* **REQUIRED TASK**: Word for word, copy all the data and drop the pictures.

* **GIVEN DATA**:
_ _ _ _ _ _ _
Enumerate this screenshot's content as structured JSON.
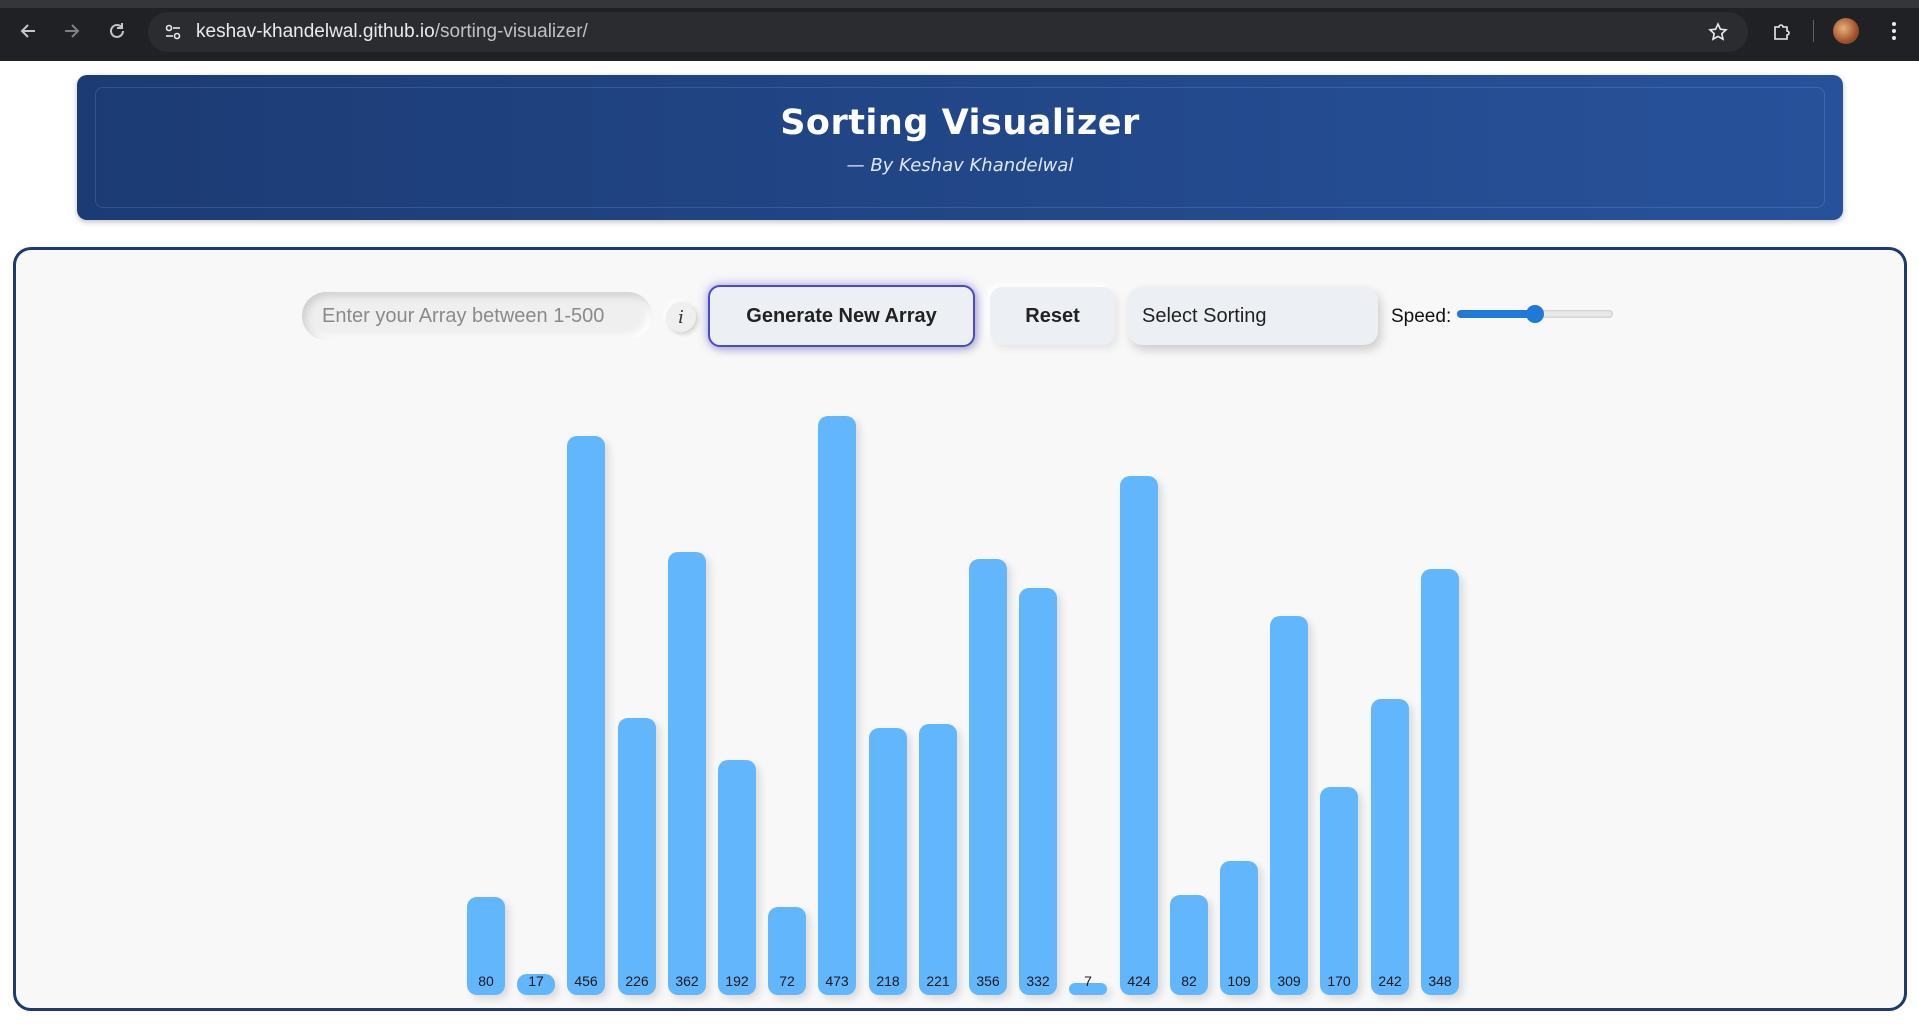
{
  "browser": {
    "url_host": "keshav-khandelwal.github.io",
    "url_path": "/sorting-visualizer/"
  },
  "header": {
    "title": "Sorting Visualizer",
    "subtitle": "— By Keshav Khandelwal"
  },
  "controls": {
    "array_input_placeholder": "Enter your Array between 1-500",
    "info_label": "i",
    "generate_label": "Generate New Array",
    "reset_label": "Reset",
    "select_label": "Select Sorting",
    "speed_label": "Speed:",
    "speed_value_fraction": 0.5
  },
  "icons": {
    "back": "back-arrow-icon",
    "forward": "forward-arrow-icon",
    "reload": "reload-icon",
    "site_info": "site-info-icon",
    "bookmark": "star-icon",
    "extensions": "puzzle-icon",
    "profile": "avatar",
    "menu": "kebab-menu-icon"
  },
  "colors": {
    "bar": "#62b6fb",
    "header_start": "#1c3b74",
    "header_end": "#27529b",
    "accent": "#1e79d8"
  },
  "chart_data": {
    "type": "bar",
    "values": [
      80,
      17,
      456,
      226,
      362,
      192,
      72,
      473,
      218,
      221,
      356,
      332,
      7,
      424,
      82,
      109,
      309,
      170,
      242,
      348
    ],
    "ylim": [
      0,
      500
    ]
  }
}
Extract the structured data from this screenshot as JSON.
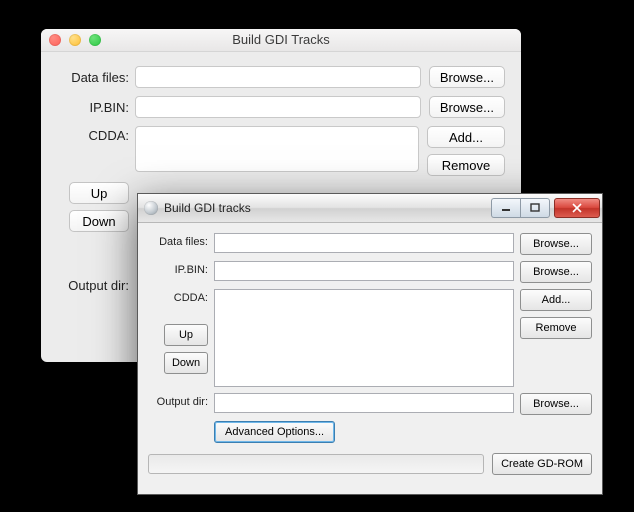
{
  "mac": {
    "title": "Build GDI Tracks",
    "labels": {
      "data_files": "Data files:",
      "ip_bin": "IP.BIN:",
      "cdda": "CDDA:",
      "output_dir": "Output dir:"
    },
    "inputs": {
      "data_files": "",
      "ip_bin": ""
    },
    "buttons": {
      "browse": "Browse...",
      "add": "Add...",
      "remove": "Remove",
      "up": "Up",
      "down": "Down"
    }
  },
  "win": {
    "title": "Build GDI tracks",
    "labels": {
      "data_files": "Data files:",
      "ip_bin": "IP.BIN:",
      "cdda": "CDDA:",
      "output_dir": "Output dir:"
    },
    "inputs": {
      "data_files": "",
      "ip_bin": "",
      "output_dir": ""
    },
    "buttons": {
      "browse": "Browse...",
      "add": "Add...",
      "remove": "Remove",
      "up": "Up",
      "down": "Down",
      "advanced": "Advanced Options...",
      "create": "Create GD-ROM"
    },
    "controls": {
      "min_glyph": "—",
      "max_glyph": "▭",
      "close_glyph": "✕"
    }
  }
}
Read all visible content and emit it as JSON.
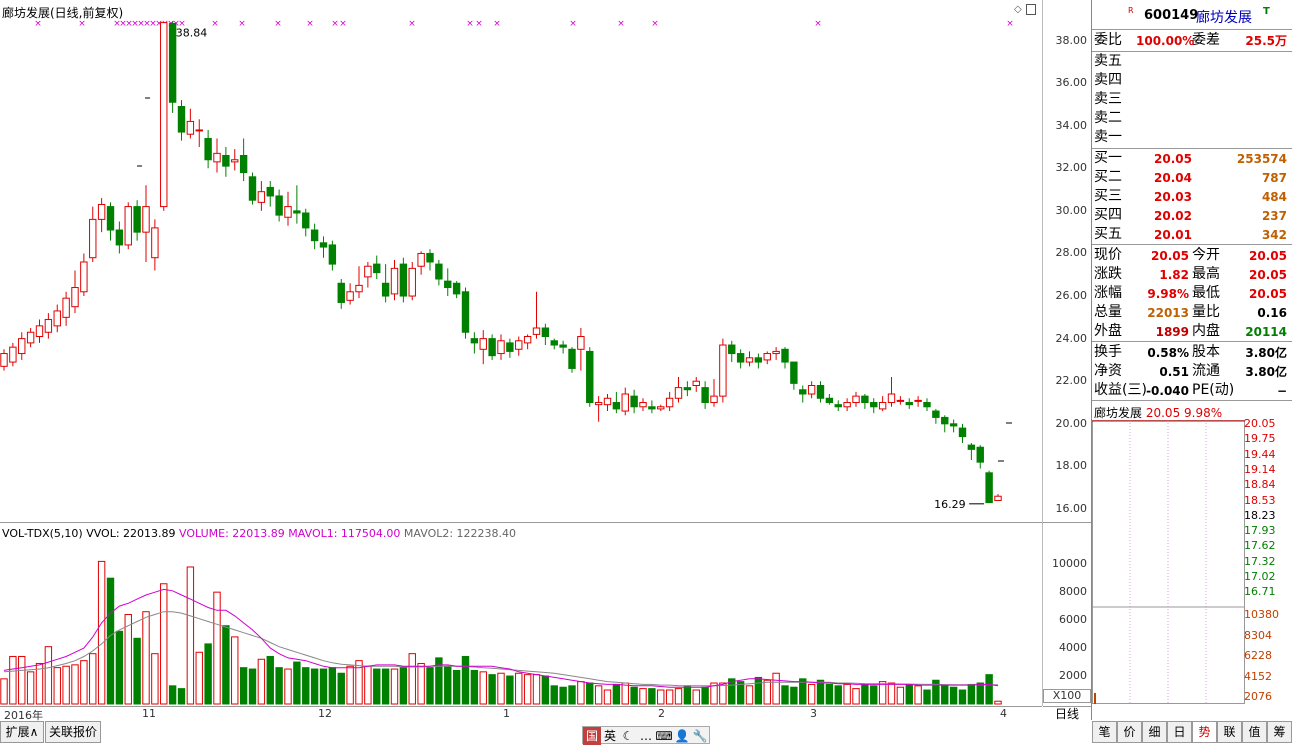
_ _ _ _ _ _ _
* **IN RESPONSE**:
Enumerate this screenshot's content as structured JSON.
{
  "browser": {
    "url_host": "keshav-khandelwal.github.io",
    "url_path": "/sorting-visualizer/"
  },
  "header": {
    "title": "Sorting Visualizer",
    "subtitle": "— By Keshav Khandelwal"
  },
  "controls": {
    "array_input_placeholder": "Enter your Array between 1-500",
    "info_label": "i",
    "generate_label": "Generate New Array",
    "reset_label": "Reset",
    "select_label": "Select Sorting",
    "speed_label": "Speed:",
    "speed_value_fraction": 0.5
  },
  "icons": {
    "back": "back-arrow-icon",
    "forward": "forward-arrow-icon",
    "reload": "reload-icon",
    "site_info": "site-info-icon",
    "bookmark": "star-icon",
    "extensions": "puzzle-icon",
    "profile": "avatar",
    "menu": "kebab-menu-icon"
  },
  "colors": {
    "bar": "#62b6fb",
    "header_start": "#1c3b74",
    "header_end": "#27529b",
    "accent": "#1e79d8"
  },
  "chart_data": {
    "type": "bar",
    "values": [
      80,
      17,
      456,
      226,
      362,
      192,
      72,
      473,
      218,
      221,
      356,
      332,
      7,
      424,
      82,
      109,
      309,
      170,
      242,
      348
    ],
    "ylim": [
      0,
      500
    ]
  }
}
Extract the structured data from this screenshot as JSON.
{
  "mac": {
    "title": "Build GDI Tracks",
    "labels": {
      "data_files": "Data files:",
      "ip_bin": "IP.BIN:",
      "cdda": "CDDA:",
      "output_dir": "Output dir:"
    },
    "inputs": {
      "data_files": "",
      "ip_bin": ""
    },
    "buttons": {
      "browse": "Browse...",
      "add": "Add...",
      "remove": "Remove",
      "up": "Up",
      "down": "Down"
    }
  },
  "win": {
    "title": "Build GDI tracks",
    "labels": {
      "data_files": "Data files:",
      "ip_bin": "IP.BIN:",
      "cdda": "CDDA:",
      "output_dir": "Output dir:"
    },
    "inputs": {
      "data_files": "",
      "ip_bin": "",
      "output_dir": ""
    },
    "buttons": {
      "browse": "Browse...",
      "add": "Add...",
      "remove": "Remove",
      "up": "Up",
      "down": "Down",
      "advanced": "Advanced Options...",
      "create": "Create GD-ROM"
    },
    "controls": {
      "min_glyph": "—",
      "max_glyph": "▭",
      "close_glyph": "✕"
    }
  }
}
Read all visible content and emit it as JSON.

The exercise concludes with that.